PROVIDED MATERIAL:
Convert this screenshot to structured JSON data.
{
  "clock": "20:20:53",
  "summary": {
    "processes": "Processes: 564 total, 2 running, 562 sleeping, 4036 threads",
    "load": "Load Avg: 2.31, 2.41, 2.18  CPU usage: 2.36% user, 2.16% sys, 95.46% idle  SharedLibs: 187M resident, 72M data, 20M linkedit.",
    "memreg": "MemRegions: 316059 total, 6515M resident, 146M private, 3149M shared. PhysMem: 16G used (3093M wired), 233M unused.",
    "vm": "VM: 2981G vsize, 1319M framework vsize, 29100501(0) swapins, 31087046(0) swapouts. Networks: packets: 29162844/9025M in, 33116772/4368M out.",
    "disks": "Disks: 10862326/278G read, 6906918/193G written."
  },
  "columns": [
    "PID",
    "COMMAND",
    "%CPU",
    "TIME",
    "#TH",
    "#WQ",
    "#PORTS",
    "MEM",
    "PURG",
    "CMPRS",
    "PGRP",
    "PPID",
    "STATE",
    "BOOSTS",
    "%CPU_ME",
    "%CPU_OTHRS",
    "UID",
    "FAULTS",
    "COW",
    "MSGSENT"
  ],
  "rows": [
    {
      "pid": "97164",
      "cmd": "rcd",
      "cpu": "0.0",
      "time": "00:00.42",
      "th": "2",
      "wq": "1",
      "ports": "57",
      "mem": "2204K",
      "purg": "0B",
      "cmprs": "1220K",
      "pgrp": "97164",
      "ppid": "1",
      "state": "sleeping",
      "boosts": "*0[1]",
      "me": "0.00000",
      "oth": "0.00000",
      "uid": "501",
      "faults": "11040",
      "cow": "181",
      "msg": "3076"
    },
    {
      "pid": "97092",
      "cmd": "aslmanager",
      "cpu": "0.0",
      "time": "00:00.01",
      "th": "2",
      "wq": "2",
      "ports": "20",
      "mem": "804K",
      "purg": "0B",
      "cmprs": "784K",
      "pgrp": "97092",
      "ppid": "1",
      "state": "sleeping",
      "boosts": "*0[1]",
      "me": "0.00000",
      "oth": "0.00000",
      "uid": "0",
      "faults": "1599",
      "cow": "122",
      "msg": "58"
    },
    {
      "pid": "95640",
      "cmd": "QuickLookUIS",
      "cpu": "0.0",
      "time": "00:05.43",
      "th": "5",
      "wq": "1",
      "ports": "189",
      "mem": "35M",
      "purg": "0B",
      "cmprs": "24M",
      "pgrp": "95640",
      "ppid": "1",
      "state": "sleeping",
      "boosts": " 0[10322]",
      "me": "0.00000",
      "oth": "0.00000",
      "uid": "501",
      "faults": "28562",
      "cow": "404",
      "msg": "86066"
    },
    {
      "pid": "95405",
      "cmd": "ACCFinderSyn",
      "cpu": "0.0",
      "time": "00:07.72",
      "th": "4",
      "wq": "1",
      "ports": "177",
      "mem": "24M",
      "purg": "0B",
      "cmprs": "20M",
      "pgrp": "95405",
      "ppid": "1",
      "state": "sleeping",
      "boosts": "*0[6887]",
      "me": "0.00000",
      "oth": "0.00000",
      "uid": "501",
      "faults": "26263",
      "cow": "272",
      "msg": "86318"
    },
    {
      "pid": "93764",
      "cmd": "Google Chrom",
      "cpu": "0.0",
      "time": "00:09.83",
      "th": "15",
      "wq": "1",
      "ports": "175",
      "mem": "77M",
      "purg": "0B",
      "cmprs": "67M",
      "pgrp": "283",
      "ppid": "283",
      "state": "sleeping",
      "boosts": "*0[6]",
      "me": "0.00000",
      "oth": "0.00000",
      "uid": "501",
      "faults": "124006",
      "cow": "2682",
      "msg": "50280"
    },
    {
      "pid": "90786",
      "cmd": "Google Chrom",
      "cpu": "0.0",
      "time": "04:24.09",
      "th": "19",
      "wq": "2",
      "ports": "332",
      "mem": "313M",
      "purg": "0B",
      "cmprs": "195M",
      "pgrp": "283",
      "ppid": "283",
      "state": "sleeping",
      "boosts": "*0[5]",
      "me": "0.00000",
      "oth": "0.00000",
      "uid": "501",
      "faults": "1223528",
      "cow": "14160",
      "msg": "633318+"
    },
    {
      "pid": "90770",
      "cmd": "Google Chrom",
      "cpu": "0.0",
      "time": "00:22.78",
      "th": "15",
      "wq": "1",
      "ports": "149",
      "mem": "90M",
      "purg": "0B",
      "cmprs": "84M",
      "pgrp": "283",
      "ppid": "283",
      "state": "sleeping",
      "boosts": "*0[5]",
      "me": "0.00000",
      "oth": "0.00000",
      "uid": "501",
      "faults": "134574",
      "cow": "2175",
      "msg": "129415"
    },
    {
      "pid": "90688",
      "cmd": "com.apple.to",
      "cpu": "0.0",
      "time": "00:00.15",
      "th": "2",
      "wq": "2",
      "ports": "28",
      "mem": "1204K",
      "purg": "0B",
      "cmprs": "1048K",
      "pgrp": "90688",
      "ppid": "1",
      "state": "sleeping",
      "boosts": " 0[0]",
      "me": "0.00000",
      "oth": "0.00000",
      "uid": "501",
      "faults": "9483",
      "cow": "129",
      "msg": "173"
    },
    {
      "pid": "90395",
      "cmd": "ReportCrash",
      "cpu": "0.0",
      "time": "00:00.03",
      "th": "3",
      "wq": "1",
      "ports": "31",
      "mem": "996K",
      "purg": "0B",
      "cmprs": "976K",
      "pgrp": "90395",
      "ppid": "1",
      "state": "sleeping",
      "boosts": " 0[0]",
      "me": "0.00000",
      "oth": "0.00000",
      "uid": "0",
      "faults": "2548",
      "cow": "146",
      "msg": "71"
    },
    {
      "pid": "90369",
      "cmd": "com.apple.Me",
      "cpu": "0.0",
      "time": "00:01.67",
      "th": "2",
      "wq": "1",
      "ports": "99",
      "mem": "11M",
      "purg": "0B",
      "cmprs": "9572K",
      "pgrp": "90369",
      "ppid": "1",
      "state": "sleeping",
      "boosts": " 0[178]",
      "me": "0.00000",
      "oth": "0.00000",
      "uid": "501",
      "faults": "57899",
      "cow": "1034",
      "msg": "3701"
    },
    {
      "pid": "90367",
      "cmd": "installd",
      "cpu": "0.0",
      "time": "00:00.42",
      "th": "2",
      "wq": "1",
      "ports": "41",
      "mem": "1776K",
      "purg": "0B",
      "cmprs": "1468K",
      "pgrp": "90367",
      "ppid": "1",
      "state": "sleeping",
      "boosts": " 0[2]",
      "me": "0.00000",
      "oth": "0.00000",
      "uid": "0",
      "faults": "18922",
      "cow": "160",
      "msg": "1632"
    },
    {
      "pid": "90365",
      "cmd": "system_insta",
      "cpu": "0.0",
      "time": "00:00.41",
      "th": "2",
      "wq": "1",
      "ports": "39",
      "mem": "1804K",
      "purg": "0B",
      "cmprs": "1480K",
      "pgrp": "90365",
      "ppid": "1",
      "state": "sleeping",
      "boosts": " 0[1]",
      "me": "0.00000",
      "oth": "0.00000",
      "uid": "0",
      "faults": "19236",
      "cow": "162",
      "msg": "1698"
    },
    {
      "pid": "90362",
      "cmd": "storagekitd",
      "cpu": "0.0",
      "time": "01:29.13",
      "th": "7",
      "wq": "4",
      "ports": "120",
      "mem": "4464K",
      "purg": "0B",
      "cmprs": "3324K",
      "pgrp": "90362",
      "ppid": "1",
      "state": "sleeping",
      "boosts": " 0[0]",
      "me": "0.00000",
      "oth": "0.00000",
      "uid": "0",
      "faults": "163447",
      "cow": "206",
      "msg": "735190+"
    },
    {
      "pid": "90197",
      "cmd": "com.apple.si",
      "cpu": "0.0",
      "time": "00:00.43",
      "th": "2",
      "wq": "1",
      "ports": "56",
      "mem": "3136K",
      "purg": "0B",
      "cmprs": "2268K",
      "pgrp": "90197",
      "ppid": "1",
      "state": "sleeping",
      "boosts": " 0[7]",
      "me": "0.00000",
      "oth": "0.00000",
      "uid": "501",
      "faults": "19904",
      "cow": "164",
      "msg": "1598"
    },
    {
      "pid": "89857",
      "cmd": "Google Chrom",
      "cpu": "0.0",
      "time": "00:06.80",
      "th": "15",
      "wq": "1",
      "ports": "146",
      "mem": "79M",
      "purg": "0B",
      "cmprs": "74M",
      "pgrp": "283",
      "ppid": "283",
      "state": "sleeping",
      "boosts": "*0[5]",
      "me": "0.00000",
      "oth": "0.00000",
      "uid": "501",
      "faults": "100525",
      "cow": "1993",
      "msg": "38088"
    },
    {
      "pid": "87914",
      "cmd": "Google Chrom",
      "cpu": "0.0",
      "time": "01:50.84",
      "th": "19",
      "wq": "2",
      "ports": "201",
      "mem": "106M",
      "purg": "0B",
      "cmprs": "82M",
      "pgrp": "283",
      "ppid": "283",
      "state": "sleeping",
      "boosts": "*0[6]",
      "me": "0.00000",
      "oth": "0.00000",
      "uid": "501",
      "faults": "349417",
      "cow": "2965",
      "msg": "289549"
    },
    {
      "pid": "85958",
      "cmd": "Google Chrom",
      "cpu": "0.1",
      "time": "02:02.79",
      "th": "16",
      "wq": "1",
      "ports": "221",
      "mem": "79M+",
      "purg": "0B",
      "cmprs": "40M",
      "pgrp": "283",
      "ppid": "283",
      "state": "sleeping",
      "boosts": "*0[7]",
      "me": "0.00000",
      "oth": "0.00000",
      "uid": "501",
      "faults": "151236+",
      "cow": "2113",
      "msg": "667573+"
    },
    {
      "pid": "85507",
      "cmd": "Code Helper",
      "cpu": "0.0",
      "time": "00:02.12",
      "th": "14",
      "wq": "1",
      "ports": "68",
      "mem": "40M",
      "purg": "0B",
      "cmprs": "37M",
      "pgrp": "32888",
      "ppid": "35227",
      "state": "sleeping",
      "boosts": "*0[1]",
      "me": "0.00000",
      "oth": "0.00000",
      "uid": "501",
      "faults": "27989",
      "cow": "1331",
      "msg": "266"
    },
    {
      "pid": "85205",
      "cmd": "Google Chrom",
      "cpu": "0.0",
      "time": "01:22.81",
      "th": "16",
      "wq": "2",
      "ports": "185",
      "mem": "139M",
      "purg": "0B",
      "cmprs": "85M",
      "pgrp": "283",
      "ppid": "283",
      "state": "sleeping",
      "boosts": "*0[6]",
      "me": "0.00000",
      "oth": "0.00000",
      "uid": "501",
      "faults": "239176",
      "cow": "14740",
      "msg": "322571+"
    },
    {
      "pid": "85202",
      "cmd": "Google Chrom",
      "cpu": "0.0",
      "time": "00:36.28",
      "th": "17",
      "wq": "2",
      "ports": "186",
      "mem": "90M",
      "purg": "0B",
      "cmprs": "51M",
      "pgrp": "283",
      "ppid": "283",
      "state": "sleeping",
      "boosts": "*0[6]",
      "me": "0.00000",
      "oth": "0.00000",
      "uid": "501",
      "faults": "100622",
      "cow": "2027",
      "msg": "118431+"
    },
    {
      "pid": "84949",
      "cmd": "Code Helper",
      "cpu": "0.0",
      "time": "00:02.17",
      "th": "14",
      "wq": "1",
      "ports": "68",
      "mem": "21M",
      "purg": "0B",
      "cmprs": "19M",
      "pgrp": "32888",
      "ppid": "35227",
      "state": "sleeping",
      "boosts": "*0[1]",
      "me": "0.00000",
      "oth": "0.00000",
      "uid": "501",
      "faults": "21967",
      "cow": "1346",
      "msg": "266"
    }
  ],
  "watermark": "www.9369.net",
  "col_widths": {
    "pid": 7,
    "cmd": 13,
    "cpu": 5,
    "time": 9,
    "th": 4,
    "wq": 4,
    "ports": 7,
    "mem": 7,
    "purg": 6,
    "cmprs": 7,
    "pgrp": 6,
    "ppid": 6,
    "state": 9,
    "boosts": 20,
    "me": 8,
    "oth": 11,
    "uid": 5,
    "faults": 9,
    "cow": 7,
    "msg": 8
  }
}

WORK TO BE COMPLETED: Among the entries above, how many lines include the word "resident"? Give the number with no comment.

WORKED ANSWER: 2